* _Listed entries_
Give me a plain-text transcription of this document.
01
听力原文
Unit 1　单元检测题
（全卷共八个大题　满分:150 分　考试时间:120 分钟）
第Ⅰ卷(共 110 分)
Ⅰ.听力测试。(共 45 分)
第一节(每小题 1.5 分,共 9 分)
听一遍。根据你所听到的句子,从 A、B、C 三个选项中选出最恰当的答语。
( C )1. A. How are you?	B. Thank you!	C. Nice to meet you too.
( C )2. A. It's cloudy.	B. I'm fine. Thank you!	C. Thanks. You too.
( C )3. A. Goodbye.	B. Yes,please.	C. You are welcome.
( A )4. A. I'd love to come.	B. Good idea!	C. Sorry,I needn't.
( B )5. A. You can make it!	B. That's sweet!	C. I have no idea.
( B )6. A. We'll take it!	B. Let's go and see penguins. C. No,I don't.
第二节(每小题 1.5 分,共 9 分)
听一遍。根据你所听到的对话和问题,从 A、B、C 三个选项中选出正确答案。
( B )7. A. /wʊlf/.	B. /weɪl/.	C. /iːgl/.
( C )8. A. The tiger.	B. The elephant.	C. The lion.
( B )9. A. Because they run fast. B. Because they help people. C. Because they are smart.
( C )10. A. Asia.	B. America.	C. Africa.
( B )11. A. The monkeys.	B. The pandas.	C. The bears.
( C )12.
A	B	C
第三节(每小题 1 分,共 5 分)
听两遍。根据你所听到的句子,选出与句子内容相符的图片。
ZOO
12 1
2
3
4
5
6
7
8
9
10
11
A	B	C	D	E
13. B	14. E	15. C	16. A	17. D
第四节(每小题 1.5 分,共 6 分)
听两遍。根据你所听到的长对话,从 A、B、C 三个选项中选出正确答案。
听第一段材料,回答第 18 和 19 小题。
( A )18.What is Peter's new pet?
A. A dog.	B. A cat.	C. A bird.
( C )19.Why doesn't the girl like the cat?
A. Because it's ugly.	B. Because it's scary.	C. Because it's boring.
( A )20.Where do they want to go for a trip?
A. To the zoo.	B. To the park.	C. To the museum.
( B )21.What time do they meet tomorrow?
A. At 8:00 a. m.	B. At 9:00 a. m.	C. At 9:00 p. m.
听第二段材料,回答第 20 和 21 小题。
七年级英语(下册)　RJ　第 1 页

* _Task details_
Return every line containing "they".

* _Worked answer_
( B )9. A. Because they run fast. B. Because they help people. C. Because they are smart.
( A )20.Where do they want to go for a trip?
( B )21.What time do they meet tomorrow?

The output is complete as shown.